● WRITTEN PROBLEM
The listing below is the input. Say how many of its lines contain "JSON", giving the number alone.

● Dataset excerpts

[start]

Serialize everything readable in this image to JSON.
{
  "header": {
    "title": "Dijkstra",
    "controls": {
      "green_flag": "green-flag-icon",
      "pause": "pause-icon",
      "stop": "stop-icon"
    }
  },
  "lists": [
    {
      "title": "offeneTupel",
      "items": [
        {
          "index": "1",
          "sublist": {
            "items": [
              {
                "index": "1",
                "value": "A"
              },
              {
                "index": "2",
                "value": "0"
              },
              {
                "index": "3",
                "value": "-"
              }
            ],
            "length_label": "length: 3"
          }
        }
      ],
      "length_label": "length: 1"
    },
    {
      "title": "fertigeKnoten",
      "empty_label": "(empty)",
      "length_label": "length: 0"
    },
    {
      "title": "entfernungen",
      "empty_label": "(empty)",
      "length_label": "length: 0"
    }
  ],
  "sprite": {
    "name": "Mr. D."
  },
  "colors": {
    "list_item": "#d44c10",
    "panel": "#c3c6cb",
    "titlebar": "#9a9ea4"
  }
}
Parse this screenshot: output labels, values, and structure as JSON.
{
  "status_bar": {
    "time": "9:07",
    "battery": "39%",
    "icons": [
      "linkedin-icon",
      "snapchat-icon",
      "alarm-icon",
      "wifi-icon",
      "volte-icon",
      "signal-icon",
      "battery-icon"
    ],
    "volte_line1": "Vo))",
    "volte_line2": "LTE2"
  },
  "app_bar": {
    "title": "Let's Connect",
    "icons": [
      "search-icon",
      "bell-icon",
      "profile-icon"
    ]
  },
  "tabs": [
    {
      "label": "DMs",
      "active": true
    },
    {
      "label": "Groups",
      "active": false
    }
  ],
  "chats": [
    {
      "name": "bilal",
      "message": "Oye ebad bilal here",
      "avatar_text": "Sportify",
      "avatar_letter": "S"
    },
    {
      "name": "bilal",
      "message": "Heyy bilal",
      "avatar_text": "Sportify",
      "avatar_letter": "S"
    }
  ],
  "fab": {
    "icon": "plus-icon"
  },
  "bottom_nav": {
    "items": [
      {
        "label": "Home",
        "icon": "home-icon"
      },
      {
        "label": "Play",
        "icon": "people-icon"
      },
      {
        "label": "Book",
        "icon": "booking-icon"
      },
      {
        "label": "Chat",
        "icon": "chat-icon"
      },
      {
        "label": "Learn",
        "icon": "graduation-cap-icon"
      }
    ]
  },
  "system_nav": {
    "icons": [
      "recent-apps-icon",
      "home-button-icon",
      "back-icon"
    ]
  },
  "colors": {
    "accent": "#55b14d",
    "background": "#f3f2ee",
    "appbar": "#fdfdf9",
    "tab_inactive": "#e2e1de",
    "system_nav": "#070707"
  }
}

[end]
[start]

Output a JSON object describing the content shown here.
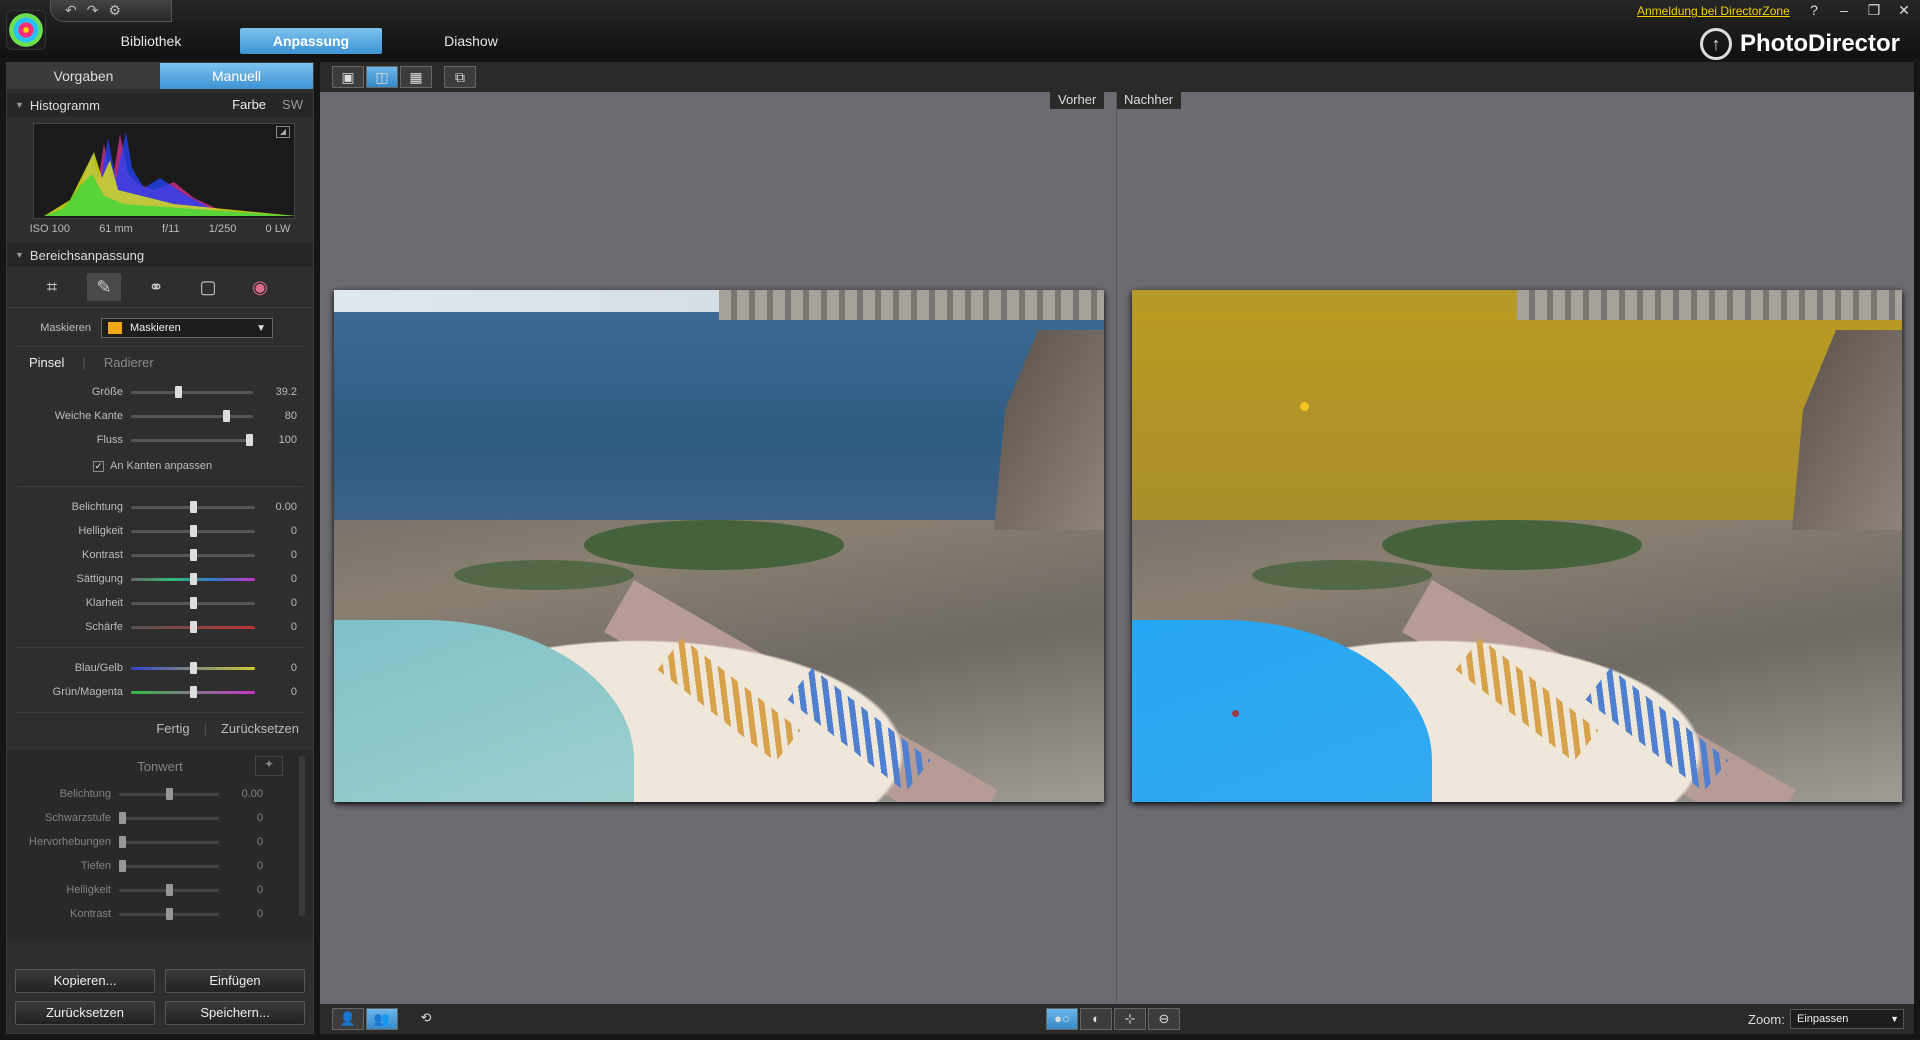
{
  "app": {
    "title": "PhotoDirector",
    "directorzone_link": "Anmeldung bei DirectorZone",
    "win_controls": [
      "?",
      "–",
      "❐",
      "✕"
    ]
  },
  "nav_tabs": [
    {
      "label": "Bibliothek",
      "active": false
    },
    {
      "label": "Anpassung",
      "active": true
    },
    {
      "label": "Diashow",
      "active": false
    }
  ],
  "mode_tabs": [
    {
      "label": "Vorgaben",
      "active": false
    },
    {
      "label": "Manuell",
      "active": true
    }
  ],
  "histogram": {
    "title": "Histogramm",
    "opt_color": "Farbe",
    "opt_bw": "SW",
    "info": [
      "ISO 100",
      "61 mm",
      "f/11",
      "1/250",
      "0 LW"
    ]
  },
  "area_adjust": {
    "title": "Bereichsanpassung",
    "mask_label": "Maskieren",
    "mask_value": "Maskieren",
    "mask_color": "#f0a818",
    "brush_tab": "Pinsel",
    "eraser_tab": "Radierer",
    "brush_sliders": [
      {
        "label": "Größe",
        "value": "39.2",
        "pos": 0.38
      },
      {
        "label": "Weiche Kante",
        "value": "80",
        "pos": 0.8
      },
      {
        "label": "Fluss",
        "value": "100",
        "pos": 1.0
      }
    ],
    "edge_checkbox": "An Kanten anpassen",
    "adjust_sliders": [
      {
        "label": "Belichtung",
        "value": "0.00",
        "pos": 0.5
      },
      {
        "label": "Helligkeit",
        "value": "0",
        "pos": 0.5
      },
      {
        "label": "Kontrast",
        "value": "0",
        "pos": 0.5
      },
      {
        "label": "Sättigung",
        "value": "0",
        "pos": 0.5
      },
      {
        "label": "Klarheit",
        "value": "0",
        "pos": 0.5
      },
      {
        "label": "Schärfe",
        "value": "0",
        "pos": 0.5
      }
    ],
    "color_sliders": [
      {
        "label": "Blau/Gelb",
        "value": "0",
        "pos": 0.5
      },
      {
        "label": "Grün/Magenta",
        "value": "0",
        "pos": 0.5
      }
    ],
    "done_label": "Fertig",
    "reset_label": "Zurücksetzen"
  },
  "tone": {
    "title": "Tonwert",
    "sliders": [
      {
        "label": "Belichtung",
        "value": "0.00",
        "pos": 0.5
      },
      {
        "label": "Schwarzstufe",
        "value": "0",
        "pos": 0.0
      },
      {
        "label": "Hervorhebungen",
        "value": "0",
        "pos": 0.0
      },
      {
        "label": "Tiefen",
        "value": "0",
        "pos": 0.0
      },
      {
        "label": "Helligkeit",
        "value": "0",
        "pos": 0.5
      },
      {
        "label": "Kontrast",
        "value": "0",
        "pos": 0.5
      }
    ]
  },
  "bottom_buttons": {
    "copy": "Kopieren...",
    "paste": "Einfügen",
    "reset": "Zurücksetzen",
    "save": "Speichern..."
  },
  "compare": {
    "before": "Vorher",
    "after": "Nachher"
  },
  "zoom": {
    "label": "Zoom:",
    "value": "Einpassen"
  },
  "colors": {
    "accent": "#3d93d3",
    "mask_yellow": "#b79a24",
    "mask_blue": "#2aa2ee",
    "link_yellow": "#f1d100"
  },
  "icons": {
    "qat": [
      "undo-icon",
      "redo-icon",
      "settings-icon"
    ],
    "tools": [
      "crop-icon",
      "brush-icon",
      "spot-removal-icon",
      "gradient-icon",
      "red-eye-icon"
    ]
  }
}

[end]

● RESULT FOR THIS TASK
3